Exhortation sur sainte Thérèse: le don de la confiance, une conquête et un combat

C’est la septième exhortation apostolique de son pontificat, la première consacrée à une sainte. Non des moindres, la patronne de la France et des missions. Le Pape François consacre sa dernière exhortation à la figure spirituelle de Thérèse de Lisieux. Intitulée «C’est la confiance», elle est parue dimanche 15 octobre, à l'orée de la semaine missionnaire mondiale, en la mémoire liturgique d’une autre grande carmélite, sainte Thérèse d’Avila.

Entretien réalisé par Delphine Allaire - Cité du Vatican

En 27 pages en français, le Pape ausculte avec tendresse tout le génie spirituel et théologique de sainte Thérèse de l'Enfant-Jésus, qu’il qualifie de synthétique et d’essentiel. Une sainte mystique et docteur de l’Église que le Pape François chérit particulièrement. Il avait souhaité que les reliques de la carmélite française ainsi que celles de ses parents Zélie et Louis canonisés en octobre 2015, il y a huit ans, soient présentes place Saint-Pierre lors de l’audience générale, en juin dernier. François délivrait un cycle de catéchèses sur le zèle apostolique et missionnaire, donnant Thérèse en exemple. 

L’écrivain français Jean de Saint-Chéron a publié en début d’année chez Grasset l’essai biographique «Éloge d’une guerrière» au sujet de Thérèse de Lisieux, à paraître en 2024 à la Librairie éditrice vaticane (LEV) en italien. Entretien.

Entretien avec l'écrivain Jean de Saint-Chéron

L'exhortation apostolique porte sur la confiance. Quelle est selon vous la puissance de cette disposition de cœur et d'esprit chez Thérèse de l'Enfant-Jésus?

Elle a déployé son génie théologique propre dans un contexte particulier qui est celui de la France à la fin du XIXᵉ siècle. Elle s'est battue contre elle-même, contre son incapacité à se faire confiance, mais aussi contre la fausse idée de Dieu qui circulait dans beaucoup de catéchismes à la fin du XIXᵉ siècle.

● Tâches à réaliser:
#1 Recopiez mot pour mot le passage de l'extrait sur l'exhortation consacrée à sainte Thérèse, depuis « Elle a déployé » jusqu'à « catéchismes à la fin du XIXᵉ siècle. » inclus.
#2 Présentez sous forme de liste numérotée les lignes fournies, de la ligne contenant « legend-label-haomai: haomai — » jusqu'à celle contenant « callout-box-others — [659, 395, 750, 417] » incluse, en omettant les lignes vides.

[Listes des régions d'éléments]
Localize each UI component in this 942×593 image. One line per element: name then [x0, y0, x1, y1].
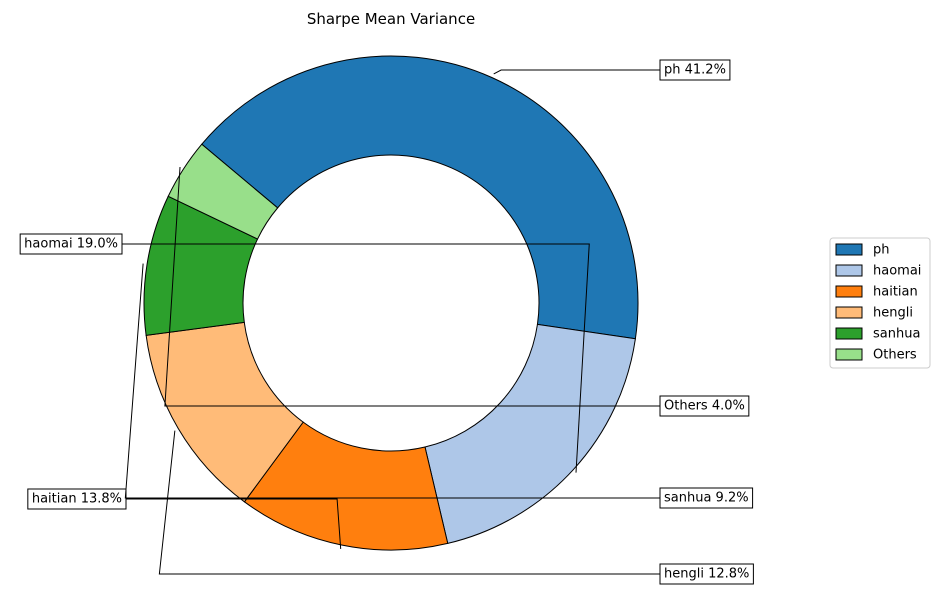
legend-label-haomai: haomai — [873, 264, 921, 279]
legend-swatch-sanhua — [835, 327, 863, 340]
callout-label-haitian: haitian 13.8% — [32, 492, 122, 507]
chart-title: Sharpe Mean Variance — [307, 10, 475, 28]
legend-swatch-ph — [835, 243, 863, 256]
slices-layer — [143, 55, 639, 551]
callouts-layer: ph 41.2% haomai 19.0% haitian 13.8% hengli … — [19, 59, 754, 585]
slice-ph — [201, 55, 639, 340]
callout-label-sanhua: sanhua 9.2% — [664, 491, 749, 506]
callout-label-hengli: hengli 12.8% — [664, 567, 749, 582]
callout-box-haomai — [19, 233, 123, 255]
callout-box-ph — [659, 59, 731, 81]
legend-swatch-hengli — [835, 306, 863, 319]
legend: ph haomai haitian hengli sanhua Others — [829, 237, 931, 369]
callout-box-sanhua — [659, 487, 754, 509]
legend-label-sanhua: sanhua — [873, 327, 920, 342]
legend-swatch-haomai — [835, 264, 863, 277]
callout-box-haitian — [27, 488, 127, 510]
legend-swatch-haitian — [835, 285, 863, 298]
callout-label-others: Others 4.0% — [664, 399, 745, 414]
legend-label-hengli: hengli — [873, 306, 913, 321]
leader-line-others — [164, 166, 660, 407]
leader-line-hengli — [158, 430, 660, 575]
leader-line-haomai — [122, 243, 590, 473]
callout-label-haomai: haomai 19.0% — [24, 237, 118, 252]
legend-label-others: Others — [873, 348, 917, 363]
callout-label-ph: ph 41.2% — [664, 63, 726, 78]
slice-haomai — [424, 323, 636, 545]
callout-box-hengli — [659, 563, 754, 585]
legend-swatch-others — [835, 348, 863, 361]
slice-others — [167, 143, 279, 240]
leader-line-ph — [493, 69, 660, 75]
leader-line-sanhua — [124, 263, 660, 499]
leader-line-haitian — [126, 498, 342, 549]
legend-label-ph: ph — [873, 243, 890, 258]
legend-label-haitian: haitian — [873, 285, 918, 300]
callout-box-others — [659, 395, 750, 417]
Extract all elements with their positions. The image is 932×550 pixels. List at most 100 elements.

● Réponses par tâche:
#1
Elle a déployé son génie théologique propre dans un contexte particulier qui est celui de la France à la fin du XIXᵉ siècle. Elle s'est battue contre elle-même, contre son incapacité à se faire confiance, mais aussi contre la fausse idée de Dieu qui circulait dans beaucoup de catéchismes à la fin du XIXᵉ siècle.

#2
1. legend-label-haomai: haomai — [873, 264, 921, 279]
2. legend-swatch-sanhua — [835, 327, 863, 340]
3. callout-label-haitian: haitian 13.8% — [32, 492, 122, 507]
4. chart-title: Sharpe Mean Variance — [307, 10, 475, 28]
5. legend-swatch-ph — [835, 243, 863, 256]
6. slices-layer — [143, 55, 639, 551]
7. callouts-layer: ph 41.2% haomai 19.0% haitian 13.8% hengli … — [19, 59, 754, 585]
8. slice-ph — [201, 55, 639, 340]
9. callout-label-sanhua: sanhua 9.2% — [664, 491, 749, 506]
10. callout-label-hengli: hengli 12.8% — [664, 567, 749, 582]
11. callout-box-haomai — [19, 233, 123, 255]
12. callout-box-ph — [659, 59, 731, 81]
13. legend-swatch-hengli — [835, 306, 863, 319]
14. legend: ph haomai haitian hengli sanhua Others — [829, 237, 931, 369]
15. callout-box-sanhua — [659, 487, 754, 509]
16. legend-label-sanhua: sanhua — [873, 327, 920, 342]
17. legend-swatch-haomai — [835, 264, 863, 277]
18. callout-box-haitian — [27, 488, 127, 510]
19. legend-swatch-haitian — [835, 285, 863, 298]
20. callout-label-others: Others 4.0% — [664, 399, 745, 414]
21. legend-label-hengli: hengli — [873, 306, 913, 321]
22. leader-line-others — [164, 166, 660, 407]
23. leader-line-hengli — [158, 430, 660, 575]
24. leader-line-haomai — [122, 243, 590, 473]
25. callout-label-haomai: haomai 19.0% — [24, 237, 118, 252]
26. legend-label-others: Others — [873, 348, 917, 363]
27. callout-label-ph: ph 41.2% — [664, 63, 726, 78]
28. slice-haomai — [424, 323, 636, 545]
29. callout-box-hengli — [659, 563, 754, 585]
30. legend-swatch-others — [835, 348, 863, 361]
31. slice-others — [167, 143, 279, 240]
32. leader-line-ph — [493, 69, 660, 75]
33. leader-line-sanhua — [124, 263, 660, 499]
34. leader-line-haitian — [126, 498, 342, 549]
35. legend-label-ph: ph — [873, 243, 890, 258]
36. legend-label-haitian: haitian — [873, 285, 918, 300]
37. callout-box-others — [659, 395, 750, 417]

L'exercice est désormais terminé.